## [To be done]
Extract every line where the string "floor" appears.

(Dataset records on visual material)
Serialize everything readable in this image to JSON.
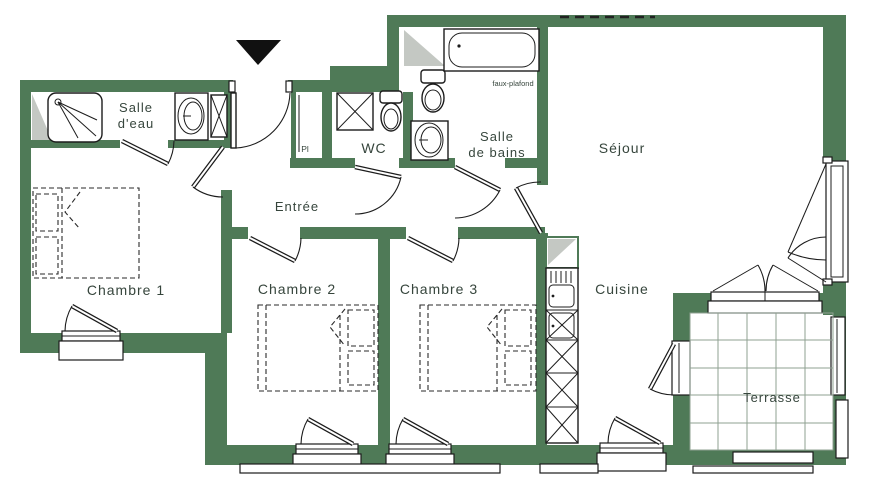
{
  "plan": {
    "type": "apartment-floor-plan",
    "wall_color": "#4f7a57",
    "shade_color": "#c4c8c3",
    "line_color": "#1c1c1c",
    "text_color": "#36453c",
    "entrance_marker": "black triangle pointing down at front door"
  },
  "rooms": {
    "salle_deau": {
      "line1": "Salle",
      "line2": "d'eau"
    },
    "chambre1": {
      "label": "Chambre 1"
    },
    "entree": {
      "label": "Entrée"
    },
    "wc": {
      "label": "WC"
    },
    "salle_de_bains": {
      "line1": "Salle",
      "line2": "de bains"
    },
    "sejour": {
      "label": "Séjour"
    },
    "chambre2": {
      "label": "Chambre 2"
    },
    "chambre3": {
      "label": "Chambre 3"
    },
    "cuisine": {
      "label": "Cuisine"
    },
    "terrasse": {
      "label": "Terrasse"
    },
    "placard": {
      "label": "Pl"
    }
  },
  "annotations": {
    "faux_plafond": "faux-plafond"
  }
}
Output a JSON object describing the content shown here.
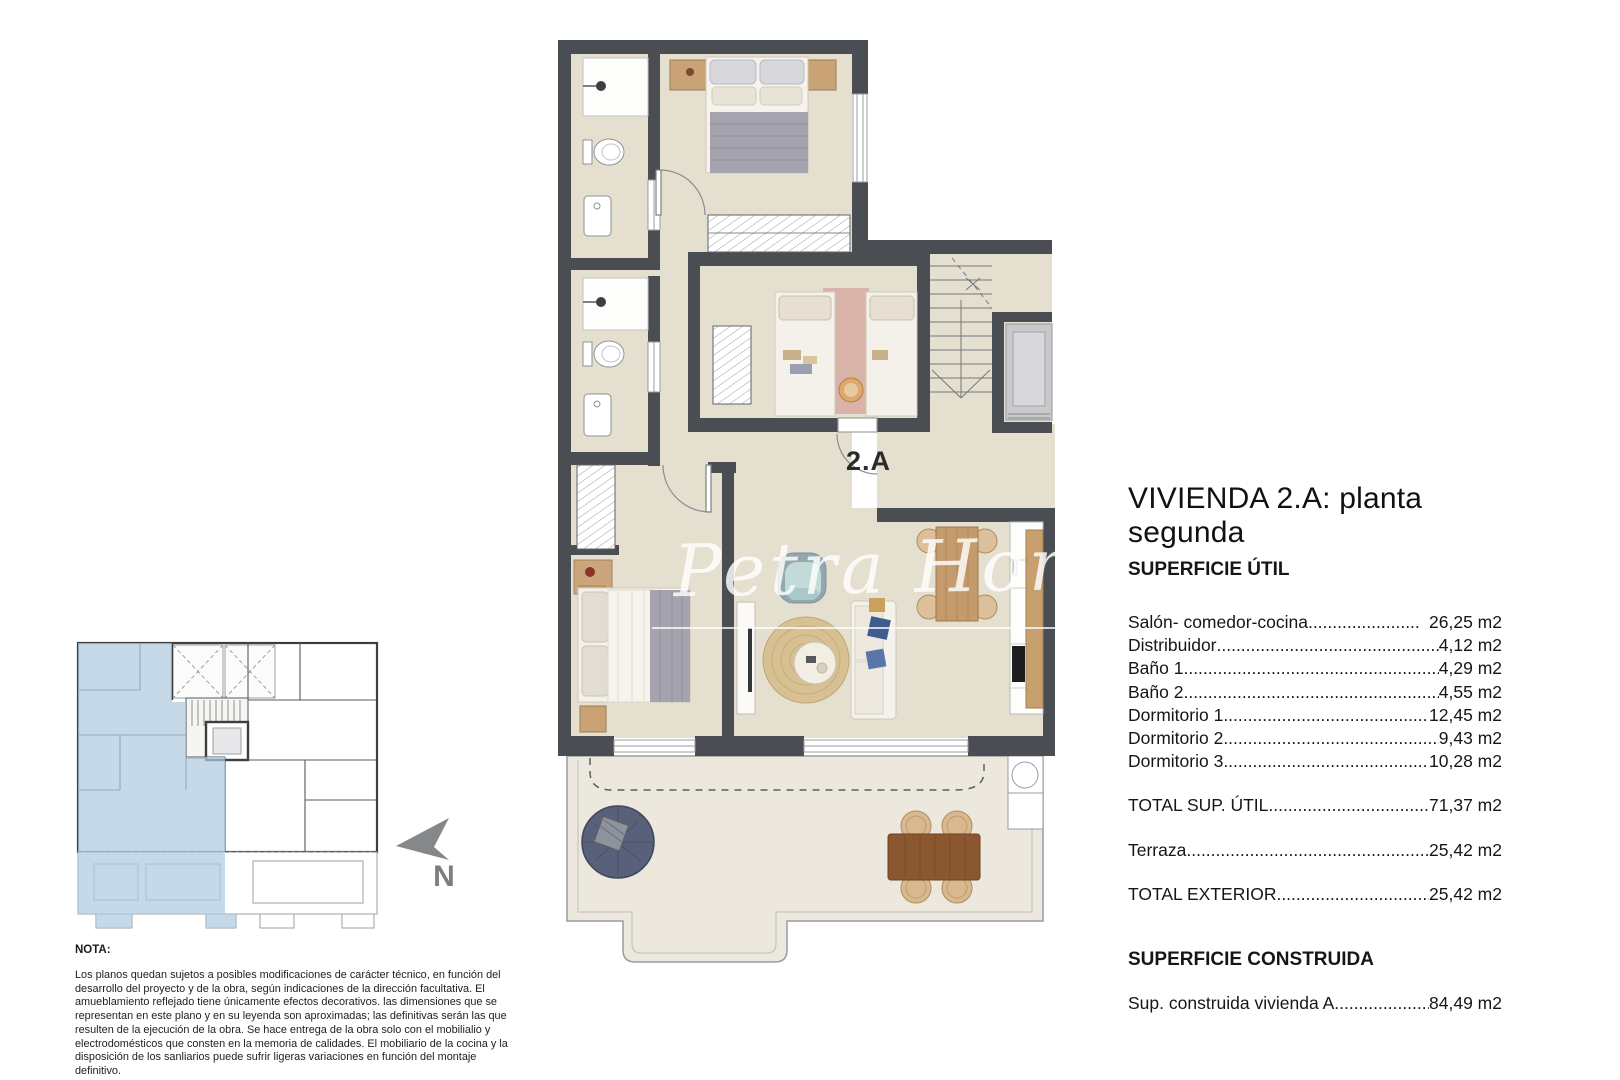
{
  "watermark": {
    "text": "Petra Honig"
  },
  "plan": {
    "unit_label": "2.A",
    "north_label": "N"
  },
  "panel": {
    "title": "VIVIENDA 2.A: planta segunda",
    "superficie_util": {
      "heading": "SUPERFICIE ÚTIL",
      "rows": [
        {
          "label": "Salón- comedor-cocina",
          "value": "26,25 m2",
          "gap": true
        },
        {
          "label": "Distribuidor",
          "value": "4,12 m2"
        },
        {
          "label": "Baño 1",
          "value": "4,29 m2"
        },
        {
          "label": "Baño 2",
          "value": "4,55 m2"
        },
        {
          "label": "Dormitorio 1",
          "value": "12,45 m2"
        },
        {
          "label": "Dormitorio 2",
          "value": "9,43 m2"
        },
        {
          "label": "Dormitorio 3",
          "value": "10,28 m2"
        }
      ],
      "totals": [
        {
          "label": "TOTAL SUP. ÚTIL",
          "value": "71,37 m2"
        },
        {
          "label": "Terraza",
          "value": "25,42 m2"
        },
        {
          "label": "TOTAL EXTERIOR",
          "value": "25,42 m2"
        }
      ]
    },
    "superficie_construida": {
      "heading": "SUPERFICIE CONSTRUIDA",
      "rows": [
        {
          "label": "Sup. construida vivienda A",
          "value": "84,49 m2"
        }
      ]
    }
  },
  "nota": {
    "heading": "NOTA:",
    "body": "Los planos quedan sujetos a posibles modificaciones de carácter técnico, en función del desarrollo del proyecto y de la obra, según indicaciones de la dirección facultativa. El amueblamiento reflejado tiene únicamente efectos decorativos. las dimensiones que se representan en este plano y en su leyenda son aproximadas; las definitivas serán las que resulten de la ejecución de la obra. Se hace entrega de la obra solo con el mobilialio y electrodomésticos que consten en la memoria de calidades. El mobiliario de la cocina y la disposición de los sanliarios puede sufrir ligeras variaciones en función del montaje definitivo."
  },
  "colors": {
    "wall": "#4a4e53",
    "floor": "#e5dfd0",
    "terrace": "#ece8de",
    "highlight_blue": "#aecbe0",
    "wood": "#c49b6c",
    "terrace_table": "#8a5731",
    "lounge": "#59617a"
  }
}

## [The reply]
    "type": "apartment-floor-plan",
    "floor": "#e5dfd0",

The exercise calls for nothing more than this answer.